STATED TASK => Each line that follows should be printed again exactly as it stands.

PROVIDED MATERIAL =>
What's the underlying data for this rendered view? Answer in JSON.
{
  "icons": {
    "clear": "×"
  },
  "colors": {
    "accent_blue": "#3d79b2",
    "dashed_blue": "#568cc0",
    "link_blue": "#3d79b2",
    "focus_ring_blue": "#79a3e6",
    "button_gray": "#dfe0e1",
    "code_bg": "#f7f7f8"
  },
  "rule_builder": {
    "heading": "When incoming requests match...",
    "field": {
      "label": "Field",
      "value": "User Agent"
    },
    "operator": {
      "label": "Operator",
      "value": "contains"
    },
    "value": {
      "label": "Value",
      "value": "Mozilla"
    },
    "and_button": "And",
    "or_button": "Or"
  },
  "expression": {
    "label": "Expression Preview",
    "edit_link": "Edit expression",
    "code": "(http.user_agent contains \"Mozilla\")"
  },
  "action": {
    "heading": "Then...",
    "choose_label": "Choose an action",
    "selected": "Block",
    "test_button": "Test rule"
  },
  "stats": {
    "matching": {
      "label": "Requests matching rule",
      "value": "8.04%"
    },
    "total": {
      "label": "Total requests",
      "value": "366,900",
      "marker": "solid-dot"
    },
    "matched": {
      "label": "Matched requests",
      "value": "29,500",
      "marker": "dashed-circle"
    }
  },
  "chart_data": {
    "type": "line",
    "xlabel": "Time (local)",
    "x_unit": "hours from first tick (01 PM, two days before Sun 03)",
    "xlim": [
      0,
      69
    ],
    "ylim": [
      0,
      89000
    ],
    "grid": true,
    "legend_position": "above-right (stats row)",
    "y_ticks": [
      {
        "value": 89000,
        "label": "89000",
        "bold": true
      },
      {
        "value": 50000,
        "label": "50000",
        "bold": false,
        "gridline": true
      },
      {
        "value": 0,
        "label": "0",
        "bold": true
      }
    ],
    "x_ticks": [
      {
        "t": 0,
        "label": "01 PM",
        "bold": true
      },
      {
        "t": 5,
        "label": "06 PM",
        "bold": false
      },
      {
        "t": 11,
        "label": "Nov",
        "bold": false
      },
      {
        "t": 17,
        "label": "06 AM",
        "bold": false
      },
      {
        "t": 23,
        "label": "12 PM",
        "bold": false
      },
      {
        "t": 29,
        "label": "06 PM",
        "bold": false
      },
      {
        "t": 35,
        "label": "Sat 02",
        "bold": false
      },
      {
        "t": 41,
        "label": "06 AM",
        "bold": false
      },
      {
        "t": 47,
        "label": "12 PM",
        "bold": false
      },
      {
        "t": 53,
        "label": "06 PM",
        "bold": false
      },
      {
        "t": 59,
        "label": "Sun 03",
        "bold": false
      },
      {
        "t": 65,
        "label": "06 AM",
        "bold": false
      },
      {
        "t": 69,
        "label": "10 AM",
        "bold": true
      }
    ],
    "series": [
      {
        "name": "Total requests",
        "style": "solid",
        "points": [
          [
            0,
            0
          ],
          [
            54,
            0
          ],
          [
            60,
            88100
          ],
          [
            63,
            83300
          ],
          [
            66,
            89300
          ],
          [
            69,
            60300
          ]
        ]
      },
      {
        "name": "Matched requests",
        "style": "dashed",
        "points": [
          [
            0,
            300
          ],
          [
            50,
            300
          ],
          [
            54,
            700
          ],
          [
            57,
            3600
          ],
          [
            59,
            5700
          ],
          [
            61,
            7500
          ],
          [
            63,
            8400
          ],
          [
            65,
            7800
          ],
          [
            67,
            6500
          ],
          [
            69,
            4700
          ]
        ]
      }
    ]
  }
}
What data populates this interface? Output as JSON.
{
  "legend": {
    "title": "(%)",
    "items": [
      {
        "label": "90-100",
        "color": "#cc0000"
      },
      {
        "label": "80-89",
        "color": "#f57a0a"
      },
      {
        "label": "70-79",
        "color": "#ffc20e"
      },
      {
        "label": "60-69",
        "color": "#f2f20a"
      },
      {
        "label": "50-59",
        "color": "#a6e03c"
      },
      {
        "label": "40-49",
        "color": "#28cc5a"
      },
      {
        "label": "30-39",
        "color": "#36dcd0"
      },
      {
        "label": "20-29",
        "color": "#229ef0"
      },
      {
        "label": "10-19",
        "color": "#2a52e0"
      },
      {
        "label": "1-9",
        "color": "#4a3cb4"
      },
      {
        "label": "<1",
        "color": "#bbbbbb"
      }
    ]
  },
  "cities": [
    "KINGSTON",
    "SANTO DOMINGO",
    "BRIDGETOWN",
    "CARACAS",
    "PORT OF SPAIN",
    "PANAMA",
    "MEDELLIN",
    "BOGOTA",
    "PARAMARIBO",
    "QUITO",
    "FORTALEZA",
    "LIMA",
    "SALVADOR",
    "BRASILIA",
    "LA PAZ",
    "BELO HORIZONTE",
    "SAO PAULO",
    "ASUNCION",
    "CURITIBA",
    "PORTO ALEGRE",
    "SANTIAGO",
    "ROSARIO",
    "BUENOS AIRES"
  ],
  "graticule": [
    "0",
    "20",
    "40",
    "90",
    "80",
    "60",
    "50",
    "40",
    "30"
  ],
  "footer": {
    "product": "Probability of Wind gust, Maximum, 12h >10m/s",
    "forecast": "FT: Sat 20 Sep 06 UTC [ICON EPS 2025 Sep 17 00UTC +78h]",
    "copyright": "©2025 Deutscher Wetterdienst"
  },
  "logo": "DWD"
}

WRITTEN ANSWER =>
What's the underlying data for this rendered view? Answer in JSON.
{
  "icons": {
    "clear": "×"
  },
  "colors": {
    "accent_blue": "#3d79b2",
    "dashed_blue": "#568cc0",
    "link_blue": "#3d79b2",
    "focus_ring_blue": "#79a3e6",
    "button_gray": "#dfe0e1",
    "code_bg": "#f7f7f8"
  },
  "rule_builder": {
    "heading": "When incoming requests match...",
    "field": {
      "label": "Field",
      "value": "User Agent"
    },
    "operator": {
      "label": "Operator",
      "value": "contains"
    },
    "value": {
      "label": "Value",
      "value": "Mozilla"
    },
    "and_button": "And",
    "or_button": "Or"
  },
  "expression": {
    "label": "Expression Preview",
    "edit_link": "Edit expression",
    "code": "(http.user_agent contains \"Mozilla\")"
  },
  "action": {
    "heading": "Then...",
    "choose_label": "Choose an action",
    "selected": "Block",
    "test_button": "Test rule"
  },
  "stats": {
    "matching": {
      "label": "Requests matching rule",
      "value": "8.04%"
    },
    "total": {
      "label": "Total requests",
      "value": "366,900",
      "marker": "solid-dot"
    },
    "matched": {
      "label": "Matched requests",
      "value": "29,500",
      "marker": "dashed-circle"
    }
  },
  "chart_data": {
    "type": "line",
    "xlabel": "Time (local)",
    "x_unit": "hours from first tick (01 PM, two days before Sun 03)",
    "xlim": [
      0,
      69
    ],
    "ylim": [
      0,
      89000
    ],
    "grid": true,
    "legend_position": "above-right (stats row)",
    "y_ticks": [
      {
        "value": 89000,
        "label": "89000",
        "bold": true
      },
      {
        "value": 50000,
        "label": "50000",
        "bold": false,
        "gridline": true
      },
      {
        "value": 0,
        "label": "0",
        "bold": true
      }
    ],
    "x_ticks": [
      {
        "t": 0,
        "label": "01 PM",
        "bold": true
      },
      {
        "t": 5,
        "label": "06 PM",
        "bold": false
      },
      {
        "t": 11,
        "label": "Nov",
        "bold": false
      },
      {
        "t": 17,
        "label": "06 AM",
        "bold": false
      },
      {
        "t": 23,
        "label": "12 PM",
        "bold": false
      },
      {
        "t": 29,
        "label": "06 PM",
        "bold": false
      },
      {
        "t": 35,
        "label": "Sat 02",
        "bold": false
      },
      {
        "t": 41,
        "label": "06 AM",
        "bold": false
      },
      {
        "t": 47,
        "label": "12 PM",
        "bold": false
      },
      {
        "t": 53,
        "label": "06 PM",
        "bold": false
      },
      {
        "t": 59,
        "label": "Sun 03",
        "bold": false
      },
      {
        "t": 65,
        "label": "06 AM",
        "bold": false
      },
      {
        "t": 69,
        "label": "10 AM",
        "bold": true
      }
    ],
    "series": [
      {
        "name": "Total requests",
        "style": "solid",
        "points": [
          [
            0,
            0
          ],
          [
            54,
            0
          ],
          [
            60,
            88100
          ],
          [
            63,
            83300
          ],
          [
            66,
            89300
          ],
          [
            69,
            60300
          ]
        ]
      },
      {
        "name": "Matched requests",
        "style": "dashed",
        "points": [
          [
            0,
            300
          ],
          [
            50,
            300
          ],
          [
            54,
            700
          ],
          [
            57,
            3600
          ],
          [
            59,
            5700
          ],
          [
            61,
            7500
          ],
          [
            63,
            8400
          ],
          [
            65,
            7800
          ],
          [
            67,
            6500
          ],
          [
            69,
            4700
          ]
        ]
      }
    ]
  }
}
What data populates this interface? Output as JSON.
{
  "legend": {
    "title": "(%)",
    "items": [
      {
        "label": "90-100",
        "color": "#cc0000"
      },
      {
        "label": "80-89",
        "color": "#f57a0a"
      },
      {
        "label": "70-79",
        "color": "#ffc20e"
      },
      {
        "label": "60-69",
        "color": "#f2f20a"
      },
      {
        "label": "50-59",
        "color": "#a6e03c"
      },
      {
        "label": "40-49",
        "color": "#28cc5a"
      },
      {
        "label": "30-39",
        "color": "#36dcd0"
      },
      {
        "label": "20-29",
        "color": "#229ef0"
      },
      {
        "label": "10-19",
        "color": "#2a52e0"
      },
      {
        "label": "1-9",
        "color": "#4a3cb4"
      },
      {
        "label": "<1",
        "color": "#bbbbbb"
      }
    ]
  },
  "cities": [
    "KINGSTON",
    "SANTO DOMINGO",
    "BRIDGETOWN",
    "CARACAS",
    "PORT OF SPAIN",
    "PANAMA",
    "MEDELLIN",
    "BOGOTA",
    "PARAMARIBO",
    "QUITO",
    "FORTALEZA",
    "LIMA",
    "SALVADOR",
    "BRASILIA",
    "LA PAZ",
    "BELO HORIZONTE",
    "SAO PAULO",
    "ASUNCION",
    "CURITIBA",
    "PORTO ALEGRE",
    "SANTIAGO",
    "ROSARIO",
    "BUENOS AIRES"
  ],
  "graticule": [
    "0",
    "20",
    "40",
    "90",
    "80",
    "60",
    "50",
    "40",
    "30"
  ],
  "footer": {
    "product": "Probability of Wind gust, Maximum, 12h >10m/s",
    "forecast": "FT: Sat 20 Sep 06 UTC [ICON EPS 2025 Sep 17 00UTC +78h]",
    "copyright": "©2025 Deutscher Wetterdienst"
  },
  "logo": "DWD"
}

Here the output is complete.